Collection entries
┏━━

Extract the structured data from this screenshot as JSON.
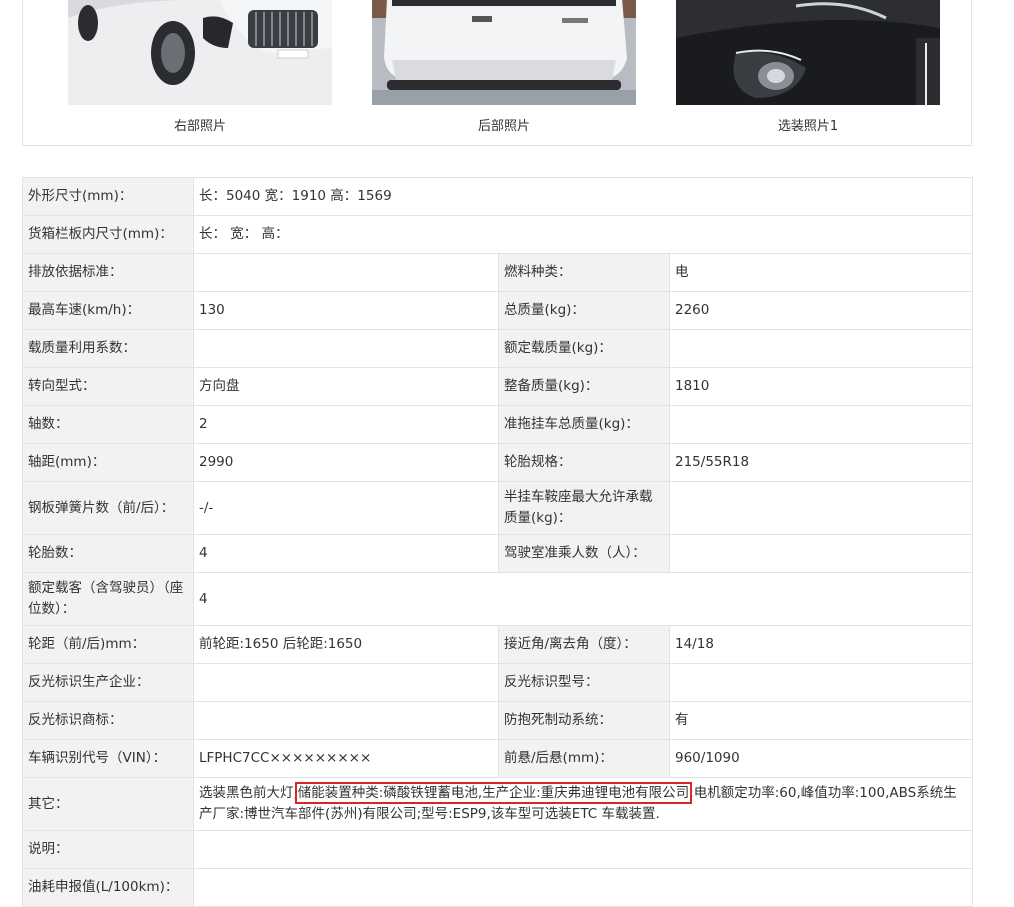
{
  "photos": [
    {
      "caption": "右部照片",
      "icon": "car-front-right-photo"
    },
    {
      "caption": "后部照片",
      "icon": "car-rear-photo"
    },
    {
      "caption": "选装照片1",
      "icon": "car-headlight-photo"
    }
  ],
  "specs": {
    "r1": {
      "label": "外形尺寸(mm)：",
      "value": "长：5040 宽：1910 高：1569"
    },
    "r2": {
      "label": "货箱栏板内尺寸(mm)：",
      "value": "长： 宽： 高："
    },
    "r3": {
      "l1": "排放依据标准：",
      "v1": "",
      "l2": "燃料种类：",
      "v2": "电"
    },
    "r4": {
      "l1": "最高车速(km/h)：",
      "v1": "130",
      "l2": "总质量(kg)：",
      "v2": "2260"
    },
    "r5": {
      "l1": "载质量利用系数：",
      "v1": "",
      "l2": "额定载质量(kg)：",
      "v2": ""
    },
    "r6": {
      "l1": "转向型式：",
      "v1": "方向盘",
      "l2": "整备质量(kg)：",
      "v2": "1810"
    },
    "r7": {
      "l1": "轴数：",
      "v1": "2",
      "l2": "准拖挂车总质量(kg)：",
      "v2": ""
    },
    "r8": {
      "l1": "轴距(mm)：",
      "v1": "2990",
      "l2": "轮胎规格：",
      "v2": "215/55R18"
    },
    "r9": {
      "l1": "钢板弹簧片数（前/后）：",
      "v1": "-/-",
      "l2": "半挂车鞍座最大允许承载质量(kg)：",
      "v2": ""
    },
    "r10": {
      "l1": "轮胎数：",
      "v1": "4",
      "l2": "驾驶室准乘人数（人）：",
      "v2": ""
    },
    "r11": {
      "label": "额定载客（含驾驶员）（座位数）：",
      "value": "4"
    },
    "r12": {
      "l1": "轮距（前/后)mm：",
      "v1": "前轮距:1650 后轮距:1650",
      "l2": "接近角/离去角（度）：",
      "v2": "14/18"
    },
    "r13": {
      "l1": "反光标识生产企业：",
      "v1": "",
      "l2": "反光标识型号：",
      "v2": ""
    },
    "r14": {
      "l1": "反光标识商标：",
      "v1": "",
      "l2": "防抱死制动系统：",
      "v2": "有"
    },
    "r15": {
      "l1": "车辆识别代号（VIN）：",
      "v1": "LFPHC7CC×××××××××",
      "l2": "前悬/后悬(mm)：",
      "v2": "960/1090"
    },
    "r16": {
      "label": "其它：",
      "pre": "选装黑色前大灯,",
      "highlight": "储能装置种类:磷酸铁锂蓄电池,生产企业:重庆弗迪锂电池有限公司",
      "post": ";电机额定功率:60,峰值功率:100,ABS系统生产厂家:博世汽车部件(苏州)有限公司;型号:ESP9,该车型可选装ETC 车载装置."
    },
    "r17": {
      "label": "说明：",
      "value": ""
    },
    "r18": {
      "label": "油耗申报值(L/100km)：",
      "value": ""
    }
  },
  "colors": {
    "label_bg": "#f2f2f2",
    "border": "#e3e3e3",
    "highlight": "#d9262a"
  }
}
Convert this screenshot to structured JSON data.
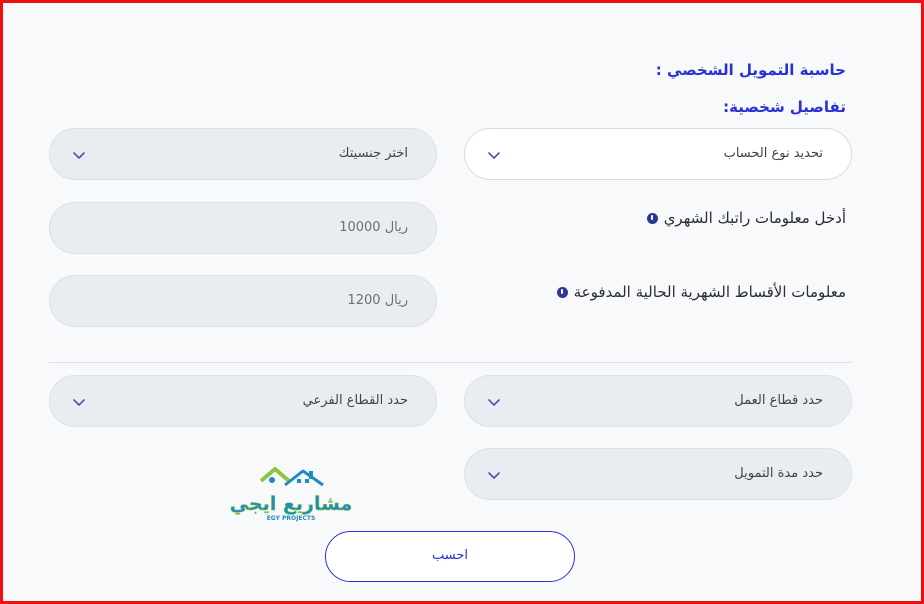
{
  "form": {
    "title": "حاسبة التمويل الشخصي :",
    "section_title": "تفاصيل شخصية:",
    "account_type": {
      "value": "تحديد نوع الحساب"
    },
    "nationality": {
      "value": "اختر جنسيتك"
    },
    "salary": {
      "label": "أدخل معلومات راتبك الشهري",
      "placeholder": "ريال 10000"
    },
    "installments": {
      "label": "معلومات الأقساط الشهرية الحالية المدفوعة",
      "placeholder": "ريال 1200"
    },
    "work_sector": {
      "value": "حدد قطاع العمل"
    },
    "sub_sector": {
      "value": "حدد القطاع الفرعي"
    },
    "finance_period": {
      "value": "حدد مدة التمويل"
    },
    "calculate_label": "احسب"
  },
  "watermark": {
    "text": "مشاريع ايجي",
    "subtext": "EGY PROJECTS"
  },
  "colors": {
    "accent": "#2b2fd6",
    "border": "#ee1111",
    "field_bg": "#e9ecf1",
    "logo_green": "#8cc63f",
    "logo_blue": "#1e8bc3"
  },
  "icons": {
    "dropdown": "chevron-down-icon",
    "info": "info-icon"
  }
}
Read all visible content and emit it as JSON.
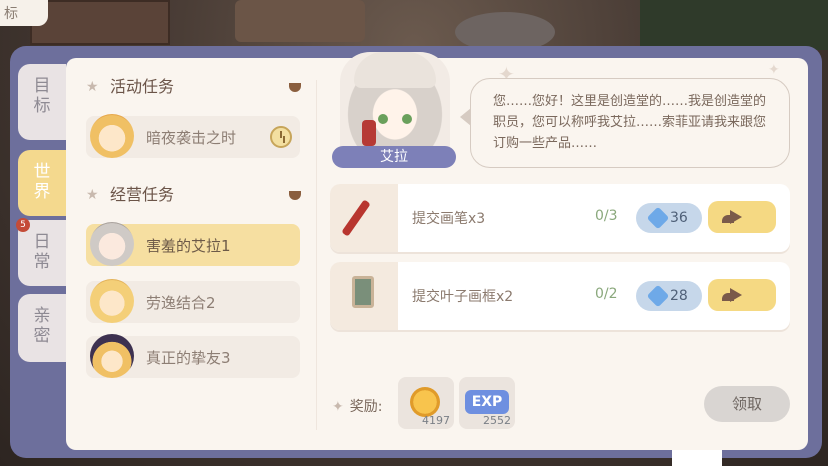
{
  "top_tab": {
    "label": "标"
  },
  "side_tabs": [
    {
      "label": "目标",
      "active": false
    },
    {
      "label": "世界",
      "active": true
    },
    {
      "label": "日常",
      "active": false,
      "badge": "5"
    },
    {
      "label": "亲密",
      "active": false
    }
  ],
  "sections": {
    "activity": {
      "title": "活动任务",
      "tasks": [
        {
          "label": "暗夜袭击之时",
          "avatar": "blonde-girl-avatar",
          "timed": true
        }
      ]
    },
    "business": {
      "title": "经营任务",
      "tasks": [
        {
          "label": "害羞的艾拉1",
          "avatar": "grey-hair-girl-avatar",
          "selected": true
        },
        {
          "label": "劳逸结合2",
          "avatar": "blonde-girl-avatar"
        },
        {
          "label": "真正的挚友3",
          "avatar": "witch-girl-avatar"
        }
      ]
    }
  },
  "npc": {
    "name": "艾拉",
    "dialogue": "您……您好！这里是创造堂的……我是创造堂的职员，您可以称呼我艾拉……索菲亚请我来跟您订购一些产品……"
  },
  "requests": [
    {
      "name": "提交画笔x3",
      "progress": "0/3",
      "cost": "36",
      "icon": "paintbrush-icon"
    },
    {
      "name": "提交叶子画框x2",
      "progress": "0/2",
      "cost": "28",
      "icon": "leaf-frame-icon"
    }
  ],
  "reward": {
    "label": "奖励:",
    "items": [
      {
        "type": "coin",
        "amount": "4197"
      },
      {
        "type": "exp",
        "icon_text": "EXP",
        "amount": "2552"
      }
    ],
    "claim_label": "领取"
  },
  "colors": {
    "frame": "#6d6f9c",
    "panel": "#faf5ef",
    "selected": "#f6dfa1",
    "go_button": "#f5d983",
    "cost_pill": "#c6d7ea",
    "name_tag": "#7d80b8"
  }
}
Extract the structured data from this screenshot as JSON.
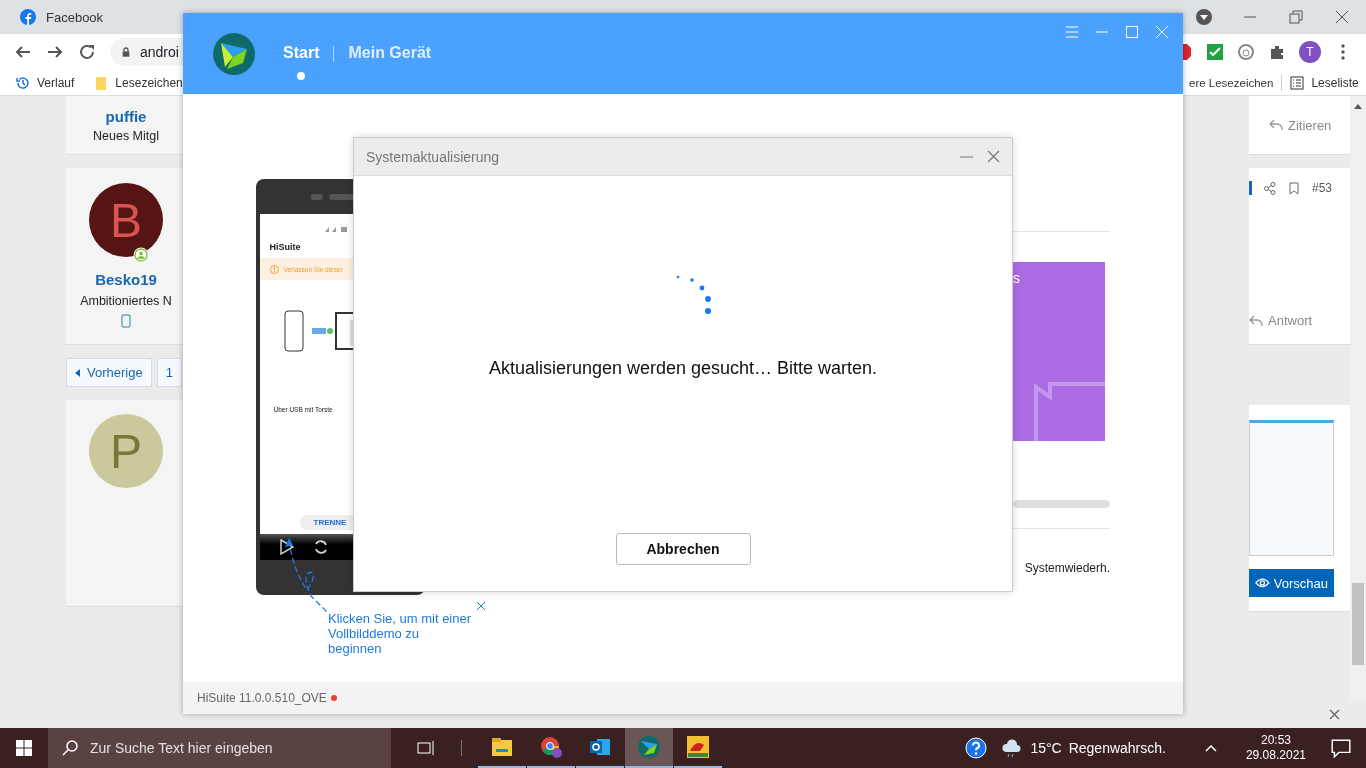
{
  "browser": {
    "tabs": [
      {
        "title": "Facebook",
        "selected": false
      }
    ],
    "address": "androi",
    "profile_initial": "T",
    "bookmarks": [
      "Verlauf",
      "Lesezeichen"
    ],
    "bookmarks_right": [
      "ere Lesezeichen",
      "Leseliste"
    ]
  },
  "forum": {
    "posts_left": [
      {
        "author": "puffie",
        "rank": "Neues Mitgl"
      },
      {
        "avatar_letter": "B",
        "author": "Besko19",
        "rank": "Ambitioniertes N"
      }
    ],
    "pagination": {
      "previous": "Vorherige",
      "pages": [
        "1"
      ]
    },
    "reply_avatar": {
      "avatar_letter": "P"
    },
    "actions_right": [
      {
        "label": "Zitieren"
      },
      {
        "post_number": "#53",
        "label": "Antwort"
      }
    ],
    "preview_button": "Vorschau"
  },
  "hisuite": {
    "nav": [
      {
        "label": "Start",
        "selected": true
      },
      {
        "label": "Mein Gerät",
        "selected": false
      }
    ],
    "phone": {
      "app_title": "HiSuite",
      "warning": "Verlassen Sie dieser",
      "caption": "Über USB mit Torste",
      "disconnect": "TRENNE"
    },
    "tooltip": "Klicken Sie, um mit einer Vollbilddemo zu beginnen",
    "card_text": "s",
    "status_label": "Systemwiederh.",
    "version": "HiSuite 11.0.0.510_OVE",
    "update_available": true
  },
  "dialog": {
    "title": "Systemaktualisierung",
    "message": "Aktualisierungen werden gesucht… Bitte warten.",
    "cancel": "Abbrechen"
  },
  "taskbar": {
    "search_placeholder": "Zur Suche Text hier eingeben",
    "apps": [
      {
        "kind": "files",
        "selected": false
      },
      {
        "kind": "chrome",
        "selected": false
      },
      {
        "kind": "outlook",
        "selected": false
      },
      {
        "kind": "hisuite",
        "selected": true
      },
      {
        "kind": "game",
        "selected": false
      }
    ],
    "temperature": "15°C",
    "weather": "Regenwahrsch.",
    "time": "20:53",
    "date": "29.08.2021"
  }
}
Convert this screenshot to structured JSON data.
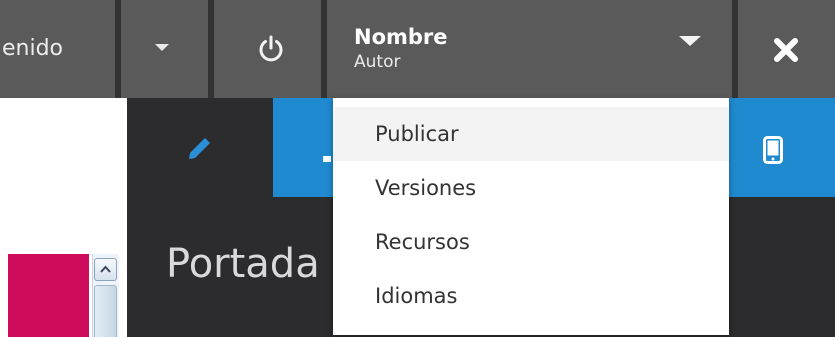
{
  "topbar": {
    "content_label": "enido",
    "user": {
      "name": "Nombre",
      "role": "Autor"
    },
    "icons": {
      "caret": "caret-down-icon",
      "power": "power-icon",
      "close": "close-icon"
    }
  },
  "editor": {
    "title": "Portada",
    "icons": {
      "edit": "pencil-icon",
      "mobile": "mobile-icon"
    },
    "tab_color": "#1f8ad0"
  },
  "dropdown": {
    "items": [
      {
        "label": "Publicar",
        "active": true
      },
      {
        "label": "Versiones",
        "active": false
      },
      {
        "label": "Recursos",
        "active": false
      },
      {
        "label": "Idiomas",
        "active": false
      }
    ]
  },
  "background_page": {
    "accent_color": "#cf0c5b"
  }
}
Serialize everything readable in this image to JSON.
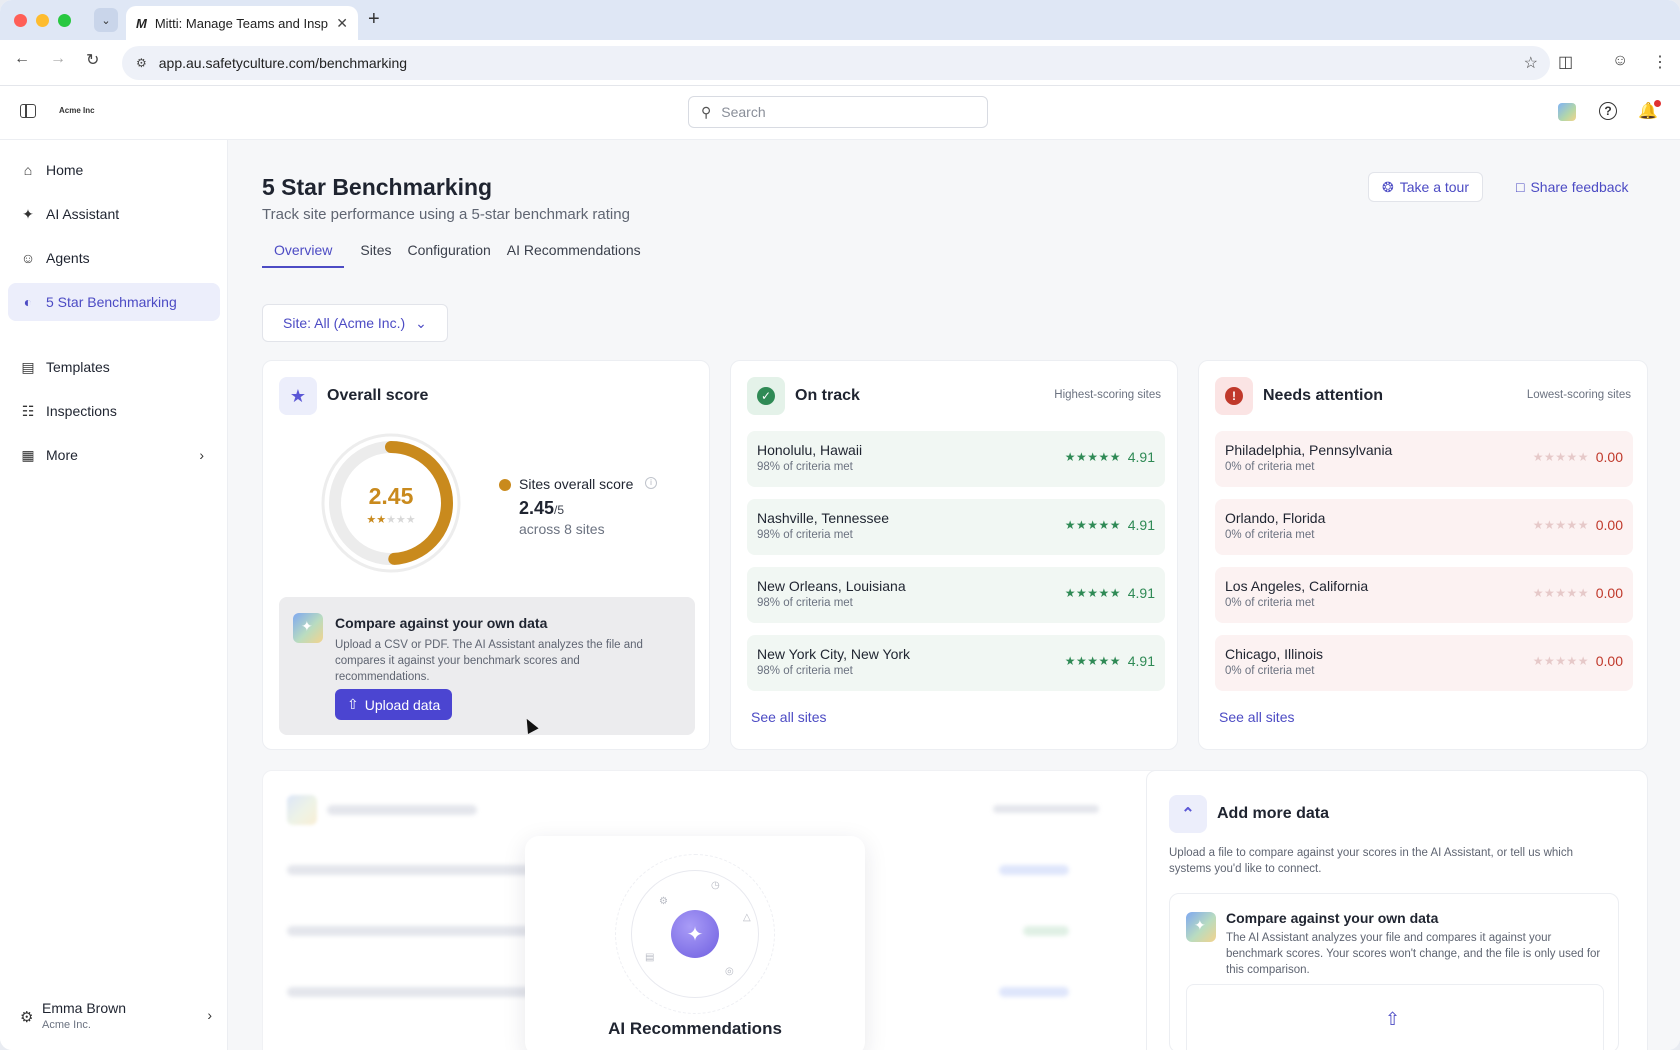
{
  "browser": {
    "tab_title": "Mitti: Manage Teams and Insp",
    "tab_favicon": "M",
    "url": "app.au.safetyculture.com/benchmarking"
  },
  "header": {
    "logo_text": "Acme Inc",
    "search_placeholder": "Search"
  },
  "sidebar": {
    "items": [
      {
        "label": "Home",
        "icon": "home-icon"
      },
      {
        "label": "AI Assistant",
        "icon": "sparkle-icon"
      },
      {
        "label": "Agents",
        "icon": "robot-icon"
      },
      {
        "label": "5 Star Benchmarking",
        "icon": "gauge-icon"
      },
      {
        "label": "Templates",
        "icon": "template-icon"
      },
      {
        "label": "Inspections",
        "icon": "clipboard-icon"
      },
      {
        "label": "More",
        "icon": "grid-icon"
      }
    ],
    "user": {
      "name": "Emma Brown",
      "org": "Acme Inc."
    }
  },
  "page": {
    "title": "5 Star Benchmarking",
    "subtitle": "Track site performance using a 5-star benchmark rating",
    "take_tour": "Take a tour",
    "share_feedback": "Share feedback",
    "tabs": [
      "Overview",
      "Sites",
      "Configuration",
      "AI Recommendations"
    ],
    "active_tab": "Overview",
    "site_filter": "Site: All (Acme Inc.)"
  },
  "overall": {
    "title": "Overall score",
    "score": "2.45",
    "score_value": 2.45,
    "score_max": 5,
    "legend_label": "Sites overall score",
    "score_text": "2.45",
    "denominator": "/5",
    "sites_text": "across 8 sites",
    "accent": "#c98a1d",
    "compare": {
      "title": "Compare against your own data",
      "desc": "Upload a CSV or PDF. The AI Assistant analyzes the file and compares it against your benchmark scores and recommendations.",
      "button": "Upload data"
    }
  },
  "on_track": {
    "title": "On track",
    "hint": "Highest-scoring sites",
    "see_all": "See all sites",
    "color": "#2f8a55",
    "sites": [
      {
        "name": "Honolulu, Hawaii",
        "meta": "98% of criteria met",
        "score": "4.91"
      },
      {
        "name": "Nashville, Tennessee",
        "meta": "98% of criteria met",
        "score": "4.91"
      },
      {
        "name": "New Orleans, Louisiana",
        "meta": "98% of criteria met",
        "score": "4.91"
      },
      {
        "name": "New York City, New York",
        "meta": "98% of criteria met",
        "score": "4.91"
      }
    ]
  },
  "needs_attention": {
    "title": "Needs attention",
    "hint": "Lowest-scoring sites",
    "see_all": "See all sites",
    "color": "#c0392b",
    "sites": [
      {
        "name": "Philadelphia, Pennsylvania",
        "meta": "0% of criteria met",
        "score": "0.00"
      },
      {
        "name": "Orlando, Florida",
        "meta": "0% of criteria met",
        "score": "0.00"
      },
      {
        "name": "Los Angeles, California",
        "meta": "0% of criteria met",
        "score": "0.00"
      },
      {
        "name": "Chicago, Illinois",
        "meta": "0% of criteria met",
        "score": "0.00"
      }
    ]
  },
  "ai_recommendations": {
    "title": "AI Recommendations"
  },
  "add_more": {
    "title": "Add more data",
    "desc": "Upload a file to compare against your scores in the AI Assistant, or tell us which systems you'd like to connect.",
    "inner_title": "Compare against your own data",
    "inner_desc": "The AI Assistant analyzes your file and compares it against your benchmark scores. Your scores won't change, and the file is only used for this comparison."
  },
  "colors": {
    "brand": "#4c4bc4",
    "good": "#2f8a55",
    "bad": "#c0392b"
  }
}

┗━━

_Challenge_.
Within the material above, find the lines that contain the word "caption"; copy them.

_Solution below_.
      "caption": "右部照片",
      "caption": "后部照片",
      "caption": "选装照片1",
      "caption": "Über USB mit Torste",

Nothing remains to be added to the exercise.